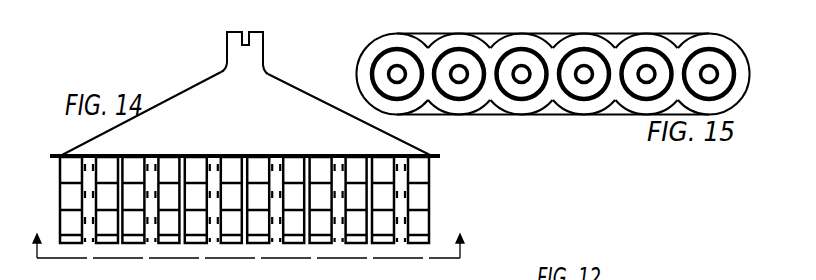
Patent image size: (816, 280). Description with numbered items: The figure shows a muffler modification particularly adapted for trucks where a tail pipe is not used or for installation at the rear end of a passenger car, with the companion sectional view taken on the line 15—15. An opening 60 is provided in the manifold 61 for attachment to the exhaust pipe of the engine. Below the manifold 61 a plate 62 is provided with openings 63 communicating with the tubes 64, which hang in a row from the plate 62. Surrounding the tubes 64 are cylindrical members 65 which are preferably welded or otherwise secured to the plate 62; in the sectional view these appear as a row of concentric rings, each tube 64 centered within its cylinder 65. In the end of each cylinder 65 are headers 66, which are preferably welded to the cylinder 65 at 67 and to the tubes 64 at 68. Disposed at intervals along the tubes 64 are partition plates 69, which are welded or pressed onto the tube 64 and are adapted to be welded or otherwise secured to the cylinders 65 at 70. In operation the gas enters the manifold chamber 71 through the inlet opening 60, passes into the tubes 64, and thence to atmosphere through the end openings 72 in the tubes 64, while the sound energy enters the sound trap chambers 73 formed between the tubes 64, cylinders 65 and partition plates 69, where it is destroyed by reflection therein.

In FIG. 14, the section line 15— 15 is at (250, 236).
In FIG. 14, the opening 60 is at (258, 32).
In FIG. 14, the manifold 61 is at (288, 82).
In FIG. 14, the plate 62 is at (136, 156).
In FIG. 14, the openings 63 is at (215, 156).
In FIG. 14, the tubes 64 is at (286, 172).
In FIG. 15, the tubes 64 is at (581, 103).
In FIG. 14, the cylindrical members 65 is at (429, 203).
In FIG. 15, the cylindrical members 65 is at (463, 99).
In FIG. 14, the headers 66 is at (321, 237).
In FIG. 14, the weld 67 is at (371, 244).
In FIG. 14, the weld 68 is at (410, 244).
In FIG. 14, the partition plates 69 is at (420, 183).
In FIG. 14, the weld 70 is at (60, 188).
In FIG. 14, the manifold chamber 71 is at (190, 106).
In FIG. 14, the end openings 72 is at (334, 244).
In FIG. 14, the sound trap chambers 73 is at (106, 167).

--

● **Your task**
Rewrite the data above as a Markdown table with the columns "No." and "Entry," giving each line its own numbered row. Skip blank lines and leave the picture out.

● **Response below**
| No. | Entry |
|---|---|
| 1 | Patent image size: (816, 280). Description with numbered items: The figure shows a muffler modification particularly adapted for trucks where a tail pipe is not used or for installation at the rear end of a passenger car, with the companion sectional view taken on the line 15—15. An opening 60 is provided in the manifold 61 for attachment to the exhaust pipe of the engine. Below the manifold 61 a plate 62 is provided with openings 63 communicating with the tubes 64, which hang in a row from the plate 62. Surrounding the tubes 64 are cylindrical members 65 which are preferably welded or otherwise secured to the plate 62; in the sectional view these appear as a row of concentric rings, each tube 64 centered within its cylinder 65. In the end of each cylinder 65 are headers 66, which are preferably welded to the cylinder 65 at 67 and to the tubes 64 at 68. Disposed at intervals along the tubes 64 are partition plates 69, which are welded or pressed onto the tube 64 and are adapted to be welded or otherwise secured to the cylinders 65 at 70. In operation the gas enters the manifold chamber 71 through the inlet opening 60, passes into the tubes 64, and thence to atmosphere through the end openings 72 in the tubes 64, while the sound energy enters the sound trap chambers 73 formed between the tubes 64, cylinders 65 and partition plates 69, where it is destroyed by reflection therein. |
| 2 | In FIG. 14, the section line 15— 15 is at (250, 236). |
| 3 | In FIG. 14, the opening 60 is at (258, 32). |
| 4 | In FIG. 14, the manifold 61 is at (288, 82). |
| 5 | In FIG. 14, the plate 62 is at (136, 156). |
| 6 | In FIG. 14, the openings 63 is at (215, 156). |
| 7 | In FIG. 14, the tubes 64 is at (286, 172). |
| 8 | In FIG. 15, the tubes 64 is at (581, 103). |
| 9 | In FIG. 14, the cylindrical members 65 is at (429, 203). |
| 10 | In FIG. 15, the cylindrical members 65 is at (463, 99). |
| 11 | In FIG. 14, the headers 66 is at (321, 237). |
| 12 | In FIG. 14, the weld 67 is at (371, 244). |
| 13 | In FIG. 14, the weld 68 is at (410, 244). |
| 14 | In FIG. 14, the partition plates 69 is at (420, 183). |
| 15 | In FIG. 14, the weld 70 is at (60, 188). |
| 16 | In FIG. 14, the manifold chamber 71 is at (190, 106). |
| 17 | In FIG. 14, the end openings 72 is at (334, 244). |
| 18 | In FIG. 14, the sound trap chambers 73 is at (106, 167). |